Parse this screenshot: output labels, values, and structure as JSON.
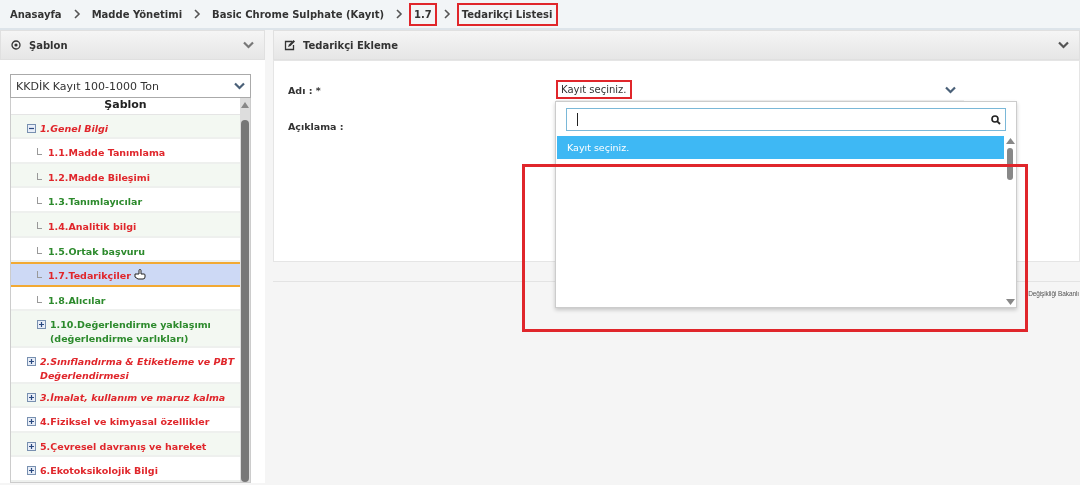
{
  "breadcrumb": [
    {
      "label": "Anasayfa",
      "highlighted": false
    },
    {
      "label": "Madde Yönetimi",
      "highlighted": false
    },
    {
      "label": "Basic Chrome Sulphate (Kayıt)",
      "highlighted": false
    },
    {
      "label": "1.7",
      "highlighted": true
    },
    {
      "label": "Tedarikçi Listesi",
      "highlighted": true
    }
  ],
  "left_panel": {
    "title": "Şablon",
    "template_select": "KKDİK Kayıt 100-1000 Ton",
    "tree_title": "Şablon",
    "tree": [
      {
        "label": "1.Genel Bilgi",
        "color": "#e0262b",
        "italic": true,
        "expanded": true,
        "selected": false,
        "children": [
          {
            "label": "1.1.Madde Tanımlama",
            "color": "#e0262b",
            "selected": false
          },
          {
            "label": "1.2.Madde Bileşimi",
            "color": "#e0262b",
            "selected": false
          },
          {
            "label": "1.3.Tanımlayıcılar",
            "color": "#2c8a2c",
            "selected": false
          },
          {
            "label": "1.4.Analitik bilgi",
            "color": "#e0262b",
            "selected": false
          },
          {
            "label": "1.5.Ortak başvuru",
            "color": "#2c8a2c",
            "selected": false
          },
          {
            "label": "1.7.Tedarikçiler",
            "color": "#e0262b",
            "selected": true
          },
          {
            "label": "1.8.Alıcılar",
            "color": "#2c8a2c",
            "selected": false
          },
          {
            "label": "1.10.Değerlendirme yaklaşımı (değerlendirme varlıkları)",
            "color": "#2c8a2c",
            "selected": false,
            "expanded": false
          }
        ]
      },
      {
        "label": "2.Sınıflandırma & Etiketleme ve PBT Değerlendirmesi",
        "color": "#e0262b",
        "italic": true,
        "expanded": false,
        "selected": false
      },
      {
        "label": "3.İmalat, kullanım ve maruz kalma",
        "color": "#e0262b",
        "italic": true,
        "expanded": false,
        "selected": false
      },
      {
        "label": "4.Fiziksel ve kimyasal özellikler",
        "color": "#e0262b",
        "italic": false,
        "expanded": false,
        "selected": false
      },
      {
        "label": "5.Çevresel davranış ve hareket",
        "color": "#e0262b",
        "italic": false,
        "expanded": false,
        "selected": false
      },
      {
        "label": "6.Ekotoksikolojik Bilgi",
        "color": "#e0262b",
        "italic": false,
        "expanded": false,
        "selected": false
      }
    ]
  },
  "right_panel": {
    "title": "Tedarikçi Ekleme",
    "fields": [
      {
        "label": "Adı : *"
      },
      {
        "label": "Açıklama :"
      }
    ],
    "name_select": {
      "value": "Kayıt seçiniz.",
      "highlighted": true,
      "expanded": true,
      "options": [
        {
          "label": "Kayıt seçiniz.",
          "selected": true
        }
      ],
      "list_highlighted": true
    },
    "footer_text": "Değişikliği Bakanlı"
  }
}
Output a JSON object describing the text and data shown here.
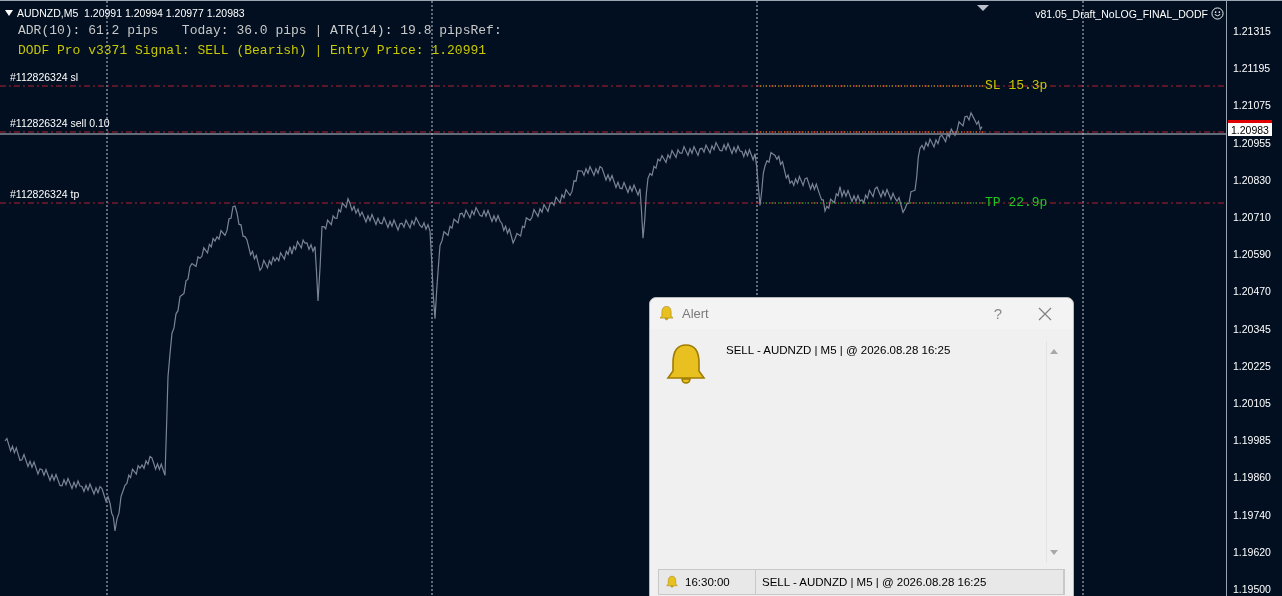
{
  "chart": {
    "symbol_header": "AUDNZD,M5  1.20991 1.20994 1.20977 1.20983",
    "indicator_lines": [
      {
        "text": "ADR(10): 61.2 pips   Today: 36.0 pips | ATR(14): 19.8 pipsRef:",
        "color": "#c8c8c8"
      },
      {
        "text": "DODF Pro v3371 Signal: SELL (Bearish) | Entry Price: 1.20991",
        "color": "#c8c800"
      }
    ],
    "expert_name": "v81.05_Draft_NoLOG_FINAL_DODF",
    "order_lines": [
      {
        "label": "#112826324 sl",
        "kind": "sl"
      },
      {
        "label": "#112826324 sell 0.10",
        "kind": "entry"
      },
      {
        "label": "#112826324 tp",
        "kind": "tp"
      }
    ],
    "level_labels": [
      {
        "text": "SL 15.3p",
        "kind": "sl"
      },
      {
        "text": "TP 22.9p",
        "kind": "tp"
      }
    ],
    "price_axis": {
      "labels": [
        "1.21315",
        "1.21195",
        "1.21075",
        "1.20955",
        "1.20830",
        "1.20710",
        "1.20590",
        "1.20470",
        "1.20345",
        "1.20225",
        "1.20105",
        "1.19985",
        "1.19860",
        "1.19740",
        "1.19620",
        "1.19500"
      ],
      "current_price": "1.20983"
    }
  },
  "alert_dialog": {
    "title": "Alert",
    "help": "?",
    "message": "SELL - AUDNZD | M5 | @ 2026.08.28 16:25",
    "history": [
      {
        "time": "16:30:00",
        "message": "SELL - AUDNZD | M5 | @ 2026.08.28 16:25"
      }
    ]
  }
}
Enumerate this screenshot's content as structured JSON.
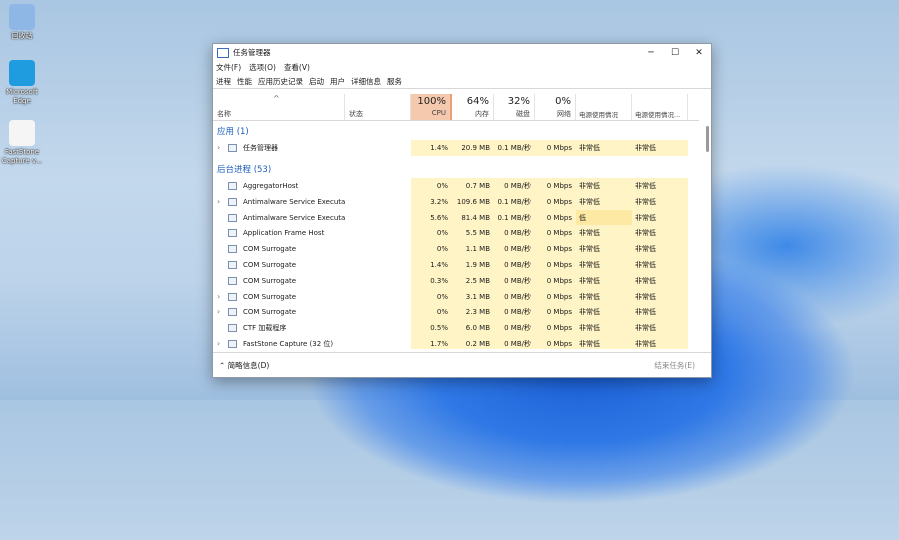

★ ★ ★ ★ ★

Scan the material for lines with the word "Kayıt", and copy each line you find.

      "label": "Basic Chrome Sulphate (Kayıt)",
    "template_select": "KKDİK Kayıt 100-1000 Ton",
      "value": "Kayıt seçiniz.",
          "label": "Kayıt seçiniz.",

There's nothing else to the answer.